* Dataset entries
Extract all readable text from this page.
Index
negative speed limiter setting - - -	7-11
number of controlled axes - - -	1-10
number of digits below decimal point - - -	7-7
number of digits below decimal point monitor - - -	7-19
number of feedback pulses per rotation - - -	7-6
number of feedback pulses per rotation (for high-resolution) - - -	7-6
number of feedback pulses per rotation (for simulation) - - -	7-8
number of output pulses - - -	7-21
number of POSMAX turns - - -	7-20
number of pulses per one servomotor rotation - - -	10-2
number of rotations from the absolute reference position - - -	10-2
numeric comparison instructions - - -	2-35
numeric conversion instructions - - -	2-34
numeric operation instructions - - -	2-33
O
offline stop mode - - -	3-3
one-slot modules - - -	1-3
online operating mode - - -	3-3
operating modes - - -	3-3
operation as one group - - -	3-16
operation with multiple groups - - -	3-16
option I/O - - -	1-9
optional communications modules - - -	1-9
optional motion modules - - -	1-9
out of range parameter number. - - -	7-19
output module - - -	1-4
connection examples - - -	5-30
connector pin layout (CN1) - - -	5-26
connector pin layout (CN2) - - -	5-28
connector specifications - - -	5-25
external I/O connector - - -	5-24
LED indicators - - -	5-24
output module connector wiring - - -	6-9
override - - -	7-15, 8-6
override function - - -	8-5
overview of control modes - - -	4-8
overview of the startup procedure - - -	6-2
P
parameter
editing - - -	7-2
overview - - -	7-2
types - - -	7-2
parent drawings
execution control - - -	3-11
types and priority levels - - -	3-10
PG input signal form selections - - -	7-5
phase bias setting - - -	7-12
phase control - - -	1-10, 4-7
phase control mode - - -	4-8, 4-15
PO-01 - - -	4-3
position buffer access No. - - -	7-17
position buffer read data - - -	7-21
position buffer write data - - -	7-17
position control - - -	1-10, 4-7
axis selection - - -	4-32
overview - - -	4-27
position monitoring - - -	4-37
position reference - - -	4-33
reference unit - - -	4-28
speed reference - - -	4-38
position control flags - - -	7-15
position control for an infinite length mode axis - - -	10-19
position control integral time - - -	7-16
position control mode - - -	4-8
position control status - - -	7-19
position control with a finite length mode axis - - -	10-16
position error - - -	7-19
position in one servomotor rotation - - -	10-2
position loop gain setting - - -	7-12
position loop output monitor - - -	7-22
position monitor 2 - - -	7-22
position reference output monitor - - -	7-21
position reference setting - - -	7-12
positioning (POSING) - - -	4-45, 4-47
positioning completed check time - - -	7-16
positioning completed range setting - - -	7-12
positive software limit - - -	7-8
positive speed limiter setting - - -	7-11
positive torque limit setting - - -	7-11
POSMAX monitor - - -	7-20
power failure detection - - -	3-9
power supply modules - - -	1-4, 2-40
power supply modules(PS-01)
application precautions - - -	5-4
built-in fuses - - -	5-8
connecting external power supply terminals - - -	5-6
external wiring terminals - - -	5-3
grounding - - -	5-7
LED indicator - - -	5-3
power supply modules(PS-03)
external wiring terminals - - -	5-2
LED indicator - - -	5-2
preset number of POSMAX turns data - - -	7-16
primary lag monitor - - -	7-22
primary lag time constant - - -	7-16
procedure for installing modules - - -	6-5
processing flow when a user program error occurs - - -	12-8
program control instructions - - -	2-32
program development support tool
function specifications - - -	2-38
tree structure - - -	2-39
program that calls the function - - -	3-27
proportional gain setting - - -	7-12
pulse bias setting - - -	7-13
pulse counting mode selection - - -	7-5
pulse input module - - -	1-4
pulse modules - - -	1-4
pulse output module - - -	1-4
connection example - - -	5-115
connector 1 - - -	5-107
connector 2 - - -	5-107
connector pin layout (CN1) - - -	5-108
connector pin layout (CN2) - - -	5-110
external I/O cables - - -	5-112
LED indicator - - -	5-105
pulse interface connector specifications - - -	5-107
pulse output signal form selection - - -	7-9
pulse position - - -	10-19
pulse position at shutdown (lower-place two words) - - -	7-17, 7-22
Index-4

* Task brief
Return all the data above once more, precisely as given.

* Written answer
Extract all readable text from this page.
Index
negative speed limiter setting - - -	7-11
number of controlled axes - - -	1-10
number of digits below decimal point - - -	7-7
number of digits below decimal point monitor - - -	7-19
number of feedback pulses per rotation - - -	7-6
number of feedback pulses per rotation (for high-resolution) - - -	7-6
number of feedback pulses per rotation (for simulation) - - -	7-8
number of output pulses - - -	7-21
number of POSMAX turns - - -	7-20
number of pulses per one servomotor rotation - - -	10-2
number of rotations from the absolute reference position - - -	10-2
numeric comparison instructions - - -	2-35
numeric conversion instructions - - -	2-34
numeric operation instructions - - -	2-33
O
offline stop mode - - -	3-3
one-slot modules - - -	1-3
online operating mode - - -	3-3
operating modes - - -	3-3
operation as one group - - -	3-16
operation with multiple groups - - -	3-16
option I/O - - -	1-9
optional communications modules - - -	1-9
optional motion modules - - -	1-9
out of range parameter number. - - -	7-19
output module - - -	1-4
connection examples - - -	5-30
connector pin layout (CN1) - - -	5-26
connector pin layout (CN2) - - -	5-28
connector specifications - - -	5-25
external I/O connector - - -	5-24
LED indicators - - -	5-24
output module connector wiring - - -	6-9
override - - -	7-15, 8-6
override function - - -	8-5
overview of control modes - - -	4-8
overview of the startup procedure - - -	6-2
P
parameter
editing - - -	7-2
overview - - -	7-2
types - - -	7-2
parent drawings
execution control - - -	3-11
types and priority levels - - -	3-10
PG input signal form selections - - -	7-5
phase bias setting - - -	7-12
phase control - - -	1-10, 4-7
phase control mode - - -	4-8, 4-15
PO-01 - - -	4-3
position buffer access No. - - -	7-17
position buffer read data - - -	7-21
position buffer write data - - -	7-17
position control - - -	1-10, 4-7
axis selection - - -	4-32
overview - - -	4-27
position monitoring - - -	4-37
position reference - - -	4-33
reference unit - - -	4-28
speed reference - - -	4-38
position control flags - - -	7-15
position control for an infinite length mode axis - - -	10-19
position control integral time - - -	7-16
position control mode - - -	4-8
position control status - - -	7-19
position control with a finite length mode axis - - -	10-16
position error - - -	7-19
position in one servomotor rotation - - -	10-2
position loop gain setting - - -	7-12
position loop output monitor - - -	7-22
position monitor 2 - - -	7-22
position reference output monitor - - -	7-21
position reference setting - - -	7-12
positioning (POSING) - - -	4-45, 4-47
positioning completed check time - - -	7-16
positioning completed range setting - - -	7-12
positive software limit - - -	7-8
positive speed limiter setting - - -	7-11
positive torque limit setting - - -	7-11
POSMAX monitor - - -	7-20
power failure detection - - -	3-9
power supply modules - - -	1-4, 2-40
power supply modules(PS-01)
application precautions - - -	5-4
built-in fuses - - -	5-8
connecting external power supply terminals - - -	5-6
external wiring terminals - - -	5-3
grounding - - -	5-7
LED indicator - - -	5-3
power supply modules(PS-03)
external wiring terminals - - -	5-2
LED indicator - - -	5-2
preset number of POSMAX turns data - - -	7-16
primary lag monitor - - -	7-22
primary lag time constant - - -	7-16
procedure for installing modules - - -	6-5
processing flow when a user program error occurs - - -	12-8
program control instructions - - -	2-32
program development support tool
function specifications - - -	2-38
tree structure - - -	2-39
program that calls the function - - -	3-27
proportional gain setting - - -	7-12
pulse bias setting - - -	7-13
pulse counting mode selection - - -	7-5
pulse input module - - -	1-4
pulse modules - - -	1-4
pulse output module - - -	1-4
connection example - - -	5-115
connector 1 - - -	5-107
connector 2 - - -	5-107
connector pin layout (CN1) - - -	5-108
connector pin layout (CN2) - - -	5-110
external I/O cables - - -	5-112
LED indicator - - -	5-105
pulse interface connector specifications - - -	5-107
pulse output signal form selection - - -	7-9
pulse position - - -	10-19
pulse position at shutdown (lower-place two words) - - -	7-17, 7-22
Index-4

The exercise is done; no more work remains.